-- Start Provided entries --

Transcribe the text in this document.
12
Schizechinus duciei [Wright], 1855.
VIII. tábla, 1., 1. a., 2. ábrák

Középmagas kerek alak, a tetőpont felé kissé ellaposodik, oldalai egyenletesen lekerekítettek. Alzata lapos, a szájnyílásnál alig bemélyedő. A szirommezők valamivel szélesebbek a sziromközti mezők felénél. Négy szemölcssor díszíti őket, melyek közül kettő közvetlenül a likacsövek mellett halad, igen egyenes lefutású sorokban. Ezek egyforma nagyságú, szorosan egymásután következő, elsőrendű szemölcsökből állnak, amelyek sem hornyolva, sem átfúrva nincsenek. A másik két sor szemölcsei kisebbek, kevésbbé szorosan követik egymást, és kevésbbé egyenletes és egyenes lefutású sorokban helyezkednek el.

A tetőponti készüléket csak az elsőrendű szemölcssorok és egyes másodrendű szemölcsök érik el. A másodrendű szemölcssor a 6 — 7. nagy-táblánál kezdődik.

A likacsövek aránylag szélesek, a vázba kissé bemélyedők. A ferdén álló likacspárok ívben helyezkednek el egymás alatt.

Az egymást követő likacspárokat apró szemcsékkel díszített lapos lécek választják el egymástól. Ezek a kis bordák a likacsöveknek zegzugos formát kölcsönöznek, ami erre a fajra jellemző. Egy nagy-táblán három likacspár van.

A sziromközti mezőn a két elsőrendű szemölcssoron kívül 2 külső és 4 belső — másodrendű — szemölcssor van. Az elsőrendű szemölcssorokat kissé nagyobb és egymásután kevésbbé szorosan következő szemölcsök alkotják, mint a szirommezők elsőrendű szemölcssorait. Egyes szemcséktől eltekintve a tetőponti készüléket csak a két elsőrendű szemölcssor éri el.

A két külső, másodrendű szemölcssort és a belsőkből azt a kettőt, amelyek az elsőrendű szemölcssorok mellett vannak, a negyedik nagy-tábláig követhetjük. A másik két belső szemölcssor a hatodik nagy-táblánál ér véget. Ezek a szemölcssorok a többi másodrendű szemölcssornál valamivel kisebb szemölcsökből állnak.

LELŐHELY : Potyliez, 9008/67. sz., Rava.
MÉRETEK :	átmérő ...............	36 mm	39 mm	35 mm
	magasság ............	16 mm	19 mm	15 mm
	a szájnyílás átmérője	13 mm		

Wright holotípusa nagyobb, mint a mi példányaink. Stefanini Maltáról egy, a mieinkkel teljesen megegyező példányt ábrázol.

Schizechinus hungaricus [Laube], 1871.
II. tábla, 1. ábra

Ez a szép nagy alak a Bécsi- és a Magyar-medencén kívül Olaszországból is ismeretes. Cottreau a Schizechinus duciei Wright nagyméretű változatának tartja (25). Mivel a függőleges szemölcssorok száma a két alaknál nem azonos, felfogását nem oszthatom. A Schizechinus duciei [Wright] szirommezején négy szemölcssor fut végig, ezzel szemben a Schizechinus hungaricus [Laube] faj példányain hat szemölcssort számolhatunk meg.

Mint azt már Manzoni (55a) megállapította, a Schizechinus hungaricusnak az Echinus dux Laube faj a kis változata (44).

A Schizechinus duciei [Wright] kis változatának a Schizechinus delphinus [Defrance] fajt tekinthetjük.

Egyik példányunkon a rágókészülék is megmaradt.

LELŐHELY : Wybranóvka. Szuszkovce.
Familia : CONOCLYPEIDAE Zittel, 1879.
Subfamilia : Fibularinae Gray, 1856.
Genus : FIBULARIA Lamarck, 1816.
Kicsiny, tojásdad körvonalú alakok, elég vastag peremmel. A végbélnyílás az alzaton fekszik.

-- End Provided entries --

Stated goal:
Extract from the data every line where "LELŐHELY" shows up.

Result of this task:
LELŐHELY : Potyliez, 9008/67. sz., Rava.
LELŐHELY : Wybranóvka. Szuszkovce.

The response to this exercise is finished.